## Stored data
——

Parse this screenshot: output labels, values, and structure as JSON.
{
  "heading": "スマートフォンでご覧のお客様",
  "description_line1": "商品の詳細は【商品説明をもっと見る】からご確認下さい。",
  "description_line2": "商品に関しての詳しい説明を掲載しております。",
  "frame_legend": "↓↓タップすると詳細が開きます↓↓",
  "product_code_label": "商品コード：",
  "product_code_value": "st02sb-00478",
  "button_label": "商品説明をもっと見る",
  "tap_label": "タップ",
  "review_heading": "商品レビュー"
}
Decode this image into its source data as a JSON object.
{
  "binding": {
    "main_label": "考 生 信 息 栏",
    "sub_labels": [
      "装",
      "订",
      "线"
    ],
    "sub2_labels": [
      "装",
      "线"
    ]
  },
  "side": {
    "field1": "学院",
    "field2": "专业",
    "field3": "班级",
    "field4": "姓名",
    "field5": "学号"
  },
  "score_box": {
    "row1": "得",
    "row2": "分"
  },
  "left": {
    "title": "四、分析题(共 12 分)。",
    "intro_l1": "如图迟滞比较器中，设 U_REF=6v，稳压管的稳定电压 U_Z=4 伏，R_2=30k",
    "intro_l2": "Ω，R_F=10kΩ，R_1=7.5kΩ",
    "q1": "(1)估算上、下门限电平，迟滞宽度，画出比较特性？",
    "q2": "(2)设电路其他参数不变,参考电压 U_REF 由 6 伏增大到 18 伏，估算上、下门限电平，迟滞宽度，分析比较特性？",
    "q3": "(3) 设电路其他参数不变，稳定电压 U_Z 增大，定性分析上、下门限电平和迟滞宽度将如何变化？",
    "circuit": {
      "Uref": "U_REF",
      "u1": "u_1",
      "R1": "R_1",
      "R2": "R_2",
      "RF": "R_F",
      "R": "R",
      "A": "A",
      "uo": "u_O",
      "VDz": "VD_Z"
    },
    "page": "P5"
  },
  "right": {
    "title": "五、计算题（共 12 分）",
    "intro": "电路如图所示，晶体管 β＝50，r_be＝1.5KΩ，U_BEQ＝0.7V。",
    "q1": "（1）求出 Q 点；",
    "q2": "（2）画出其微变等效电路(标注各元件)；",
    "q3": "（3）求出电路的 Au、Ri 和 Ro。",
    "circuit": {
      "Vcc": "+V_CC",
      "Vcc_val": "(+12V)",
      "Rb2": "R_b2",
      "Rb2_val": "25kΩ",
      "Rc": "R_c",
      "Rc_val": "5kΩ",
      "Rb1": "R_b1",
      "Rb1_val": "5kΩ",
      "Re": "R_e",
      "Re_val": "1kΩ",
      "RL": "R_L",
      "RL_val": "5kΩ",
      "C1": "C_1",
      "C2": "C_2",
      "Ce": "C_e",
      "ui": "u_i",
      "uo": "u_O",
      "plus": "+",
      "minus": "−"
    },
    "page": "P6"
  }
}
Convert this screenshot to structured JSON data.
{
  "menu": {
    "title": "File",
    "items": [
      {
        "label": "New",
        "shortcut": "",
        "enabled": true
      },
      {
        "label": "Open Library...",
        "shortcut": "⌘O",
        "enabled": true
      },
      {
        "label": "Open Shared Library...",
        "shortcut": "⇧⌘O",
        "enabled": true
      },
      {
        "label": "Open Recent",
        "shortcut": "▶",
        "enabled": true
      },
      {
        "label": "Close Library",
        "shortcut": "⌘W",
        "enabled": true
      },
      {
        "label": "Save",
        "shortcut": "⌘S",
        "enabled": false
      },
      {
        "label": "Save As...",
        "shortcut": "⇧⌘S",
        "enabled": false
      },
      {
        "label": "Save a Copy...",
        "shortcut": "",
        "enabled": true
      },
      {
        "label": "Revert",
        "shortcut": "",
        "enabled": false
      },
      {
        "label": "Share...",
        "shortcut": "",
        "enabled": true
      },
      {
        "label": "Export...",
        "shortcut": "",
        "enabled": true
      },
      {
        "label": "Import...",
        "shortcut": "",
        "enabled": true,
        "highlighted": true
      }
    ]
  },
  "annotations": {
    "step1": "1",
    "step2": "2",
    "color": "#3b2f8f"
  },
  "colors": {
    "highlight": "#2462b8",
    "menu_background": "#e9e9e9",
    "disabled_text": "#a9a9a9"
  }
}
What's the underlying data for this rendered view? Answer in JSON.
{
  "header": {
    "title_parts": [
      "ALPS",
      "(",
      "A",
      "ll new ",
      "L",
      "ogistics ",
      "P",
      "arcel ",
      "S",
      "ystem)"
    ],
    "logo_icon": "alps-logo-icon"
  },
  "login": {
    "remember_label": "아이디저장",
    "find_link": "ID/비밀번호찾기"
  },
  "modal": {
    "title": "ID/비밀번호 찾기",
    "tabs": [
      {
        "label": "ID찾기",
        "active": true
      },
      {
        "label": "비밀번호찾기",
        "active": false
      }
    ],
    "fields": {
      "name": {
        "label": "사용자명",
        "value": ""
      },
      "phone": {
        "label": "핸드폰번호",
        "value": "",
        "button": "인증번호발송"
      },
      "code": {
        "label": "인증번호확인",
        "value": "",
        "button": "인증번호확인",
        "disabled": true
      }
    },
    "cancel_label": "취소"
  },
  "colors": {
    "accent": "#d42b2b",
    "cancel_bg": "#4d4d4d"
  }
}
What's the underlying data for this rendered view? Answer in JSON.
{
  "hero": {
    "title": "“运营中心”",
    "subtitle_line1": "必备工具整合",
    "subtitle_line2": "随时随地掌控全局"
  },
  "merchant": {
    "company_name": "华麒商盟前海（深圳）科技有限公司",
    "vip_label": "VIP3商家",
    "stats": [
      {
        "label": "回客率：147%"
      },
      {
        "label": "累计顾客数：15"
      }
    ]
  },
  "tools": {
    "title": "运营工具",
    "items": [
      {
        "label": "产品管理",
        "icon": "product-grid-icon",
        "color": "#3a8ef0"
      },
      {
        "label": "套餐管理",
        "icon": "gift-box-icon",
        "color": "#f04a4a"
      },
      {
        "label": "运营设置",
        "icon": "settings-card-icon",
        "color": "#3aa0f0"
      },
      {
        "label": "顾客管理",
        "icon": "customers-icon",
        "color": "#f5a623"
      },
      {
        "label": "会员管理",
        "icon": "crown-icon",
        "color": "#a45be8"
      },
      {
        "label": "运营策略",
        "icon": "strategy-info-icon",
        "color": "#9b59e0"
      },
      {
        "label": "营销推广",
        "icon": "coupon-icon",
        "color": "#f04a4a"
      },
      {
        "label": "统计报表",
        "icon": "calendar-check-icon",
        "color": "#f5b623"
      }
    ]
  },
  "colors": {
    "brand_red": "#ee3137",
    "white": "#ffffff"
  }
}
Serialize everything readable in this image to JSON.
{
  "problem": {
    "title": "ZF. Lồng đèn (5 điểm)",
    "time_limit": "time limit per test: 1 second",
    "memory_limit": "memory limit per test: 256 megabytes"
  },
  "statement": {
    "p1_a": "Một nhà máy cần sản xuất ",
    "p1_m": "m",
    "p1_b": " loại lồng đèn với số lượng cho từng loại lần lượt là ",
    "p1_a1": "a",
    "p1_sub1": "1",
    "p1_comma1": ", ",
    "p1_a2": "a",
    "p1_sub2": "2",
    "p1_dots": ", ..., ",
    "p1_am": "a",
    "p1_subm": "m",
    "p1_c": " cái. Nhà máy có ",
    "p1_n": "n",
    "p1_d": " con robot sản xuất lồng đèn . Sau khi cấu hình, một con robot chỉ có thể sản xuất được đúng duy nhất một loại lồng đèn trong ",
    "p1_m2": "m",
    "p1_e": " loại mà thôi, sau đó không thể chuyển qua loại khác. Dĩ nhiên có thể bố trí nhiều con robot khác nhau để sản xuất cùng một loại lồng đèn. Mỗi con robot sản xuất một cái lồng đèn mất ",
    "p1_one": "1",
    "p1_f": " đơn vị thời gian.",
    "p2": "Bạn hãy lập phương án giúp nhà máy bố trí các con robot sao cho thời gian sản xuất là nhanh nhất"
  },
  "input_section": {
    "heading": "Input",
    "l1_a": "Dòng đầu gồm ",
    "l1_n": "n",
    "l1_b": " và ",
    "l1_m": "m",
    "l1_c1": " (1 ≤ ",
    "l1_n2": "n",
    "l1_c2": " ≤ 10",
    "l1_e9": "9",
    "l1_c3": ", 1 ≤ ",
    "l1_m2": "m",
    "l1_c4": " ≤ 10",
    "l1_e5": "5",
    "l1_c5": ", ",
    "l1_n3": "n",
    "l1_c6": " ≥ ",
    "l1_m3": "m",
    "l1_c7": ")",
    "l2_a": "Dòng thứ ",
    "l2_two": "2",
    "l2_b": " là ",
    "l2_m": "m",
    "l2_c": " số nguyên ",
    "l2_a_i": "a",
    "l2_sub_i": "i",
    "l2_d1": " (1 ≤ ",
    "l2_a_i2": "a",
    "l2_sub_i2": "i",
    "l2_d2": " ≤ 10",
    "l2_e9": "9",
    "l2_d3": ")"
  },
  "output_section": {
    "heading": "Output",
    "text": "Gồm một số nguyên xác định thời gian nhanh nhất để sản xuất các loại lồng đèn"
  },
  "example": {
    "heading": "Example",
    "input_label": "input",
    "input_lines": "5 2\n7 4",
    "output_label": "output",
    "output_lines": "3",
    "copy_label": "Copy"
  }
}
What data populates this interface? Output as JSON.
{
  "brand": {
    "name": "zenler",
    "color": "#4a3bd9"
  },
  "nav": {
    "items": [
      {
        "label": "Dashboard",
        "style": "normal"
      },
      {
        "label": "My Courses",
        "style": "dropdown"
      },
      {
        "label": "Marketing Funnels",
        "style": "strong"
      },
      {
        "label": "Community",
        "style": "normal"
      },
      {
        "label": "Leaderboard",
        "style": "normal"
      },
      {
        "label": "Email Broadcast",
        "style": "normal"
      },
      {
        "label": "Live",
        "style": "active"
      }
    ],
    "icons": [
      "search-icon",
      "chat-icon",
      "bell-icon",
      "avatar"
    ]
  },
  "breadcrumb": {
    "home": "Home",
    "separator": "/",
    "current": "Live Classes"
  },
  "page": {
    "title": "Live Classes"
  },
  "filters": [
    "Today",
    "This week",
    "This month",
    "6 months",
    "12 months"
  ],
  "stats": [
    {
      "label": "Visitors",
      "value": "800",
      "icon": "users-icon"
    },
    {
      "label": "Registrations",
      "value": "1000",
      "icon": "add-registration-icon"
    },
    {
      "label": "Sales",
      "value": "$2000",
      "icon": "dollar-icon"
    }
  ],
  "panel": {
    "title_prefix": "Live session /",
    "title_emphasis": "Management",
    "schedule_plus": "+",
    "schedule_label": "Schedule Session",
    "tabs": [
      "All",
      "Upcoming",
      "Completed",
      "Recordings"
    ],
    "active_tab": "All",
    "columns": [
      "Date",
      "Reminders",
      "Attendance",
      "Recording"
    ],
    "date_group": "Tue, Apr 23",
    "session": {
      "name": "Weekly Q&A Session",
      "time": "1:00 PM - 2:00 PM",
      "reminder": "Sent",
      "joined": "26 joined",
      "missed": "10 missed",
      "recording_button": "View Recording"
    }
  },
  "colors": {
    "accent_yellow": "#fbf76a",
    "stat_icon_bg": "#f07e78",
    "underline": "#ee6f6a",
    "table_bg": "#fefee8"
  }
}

——

## WHAT IS ASKED
Copy down every line of the entries containing the word "JSON".

## CORRECT ANSWER
Parse this screenshot: output labels, values, and structure as JSON.
Decode this image into its source data as a JSON object.
Convert this screenshot to structured JSON data.
What's the underlying data for this rendered view? Answer in JSON.
What's the underlying data for this rendered view? Answer in JSON.
Serialize everything readable in this image to JSON.
What data populates this interface? Output as JSON.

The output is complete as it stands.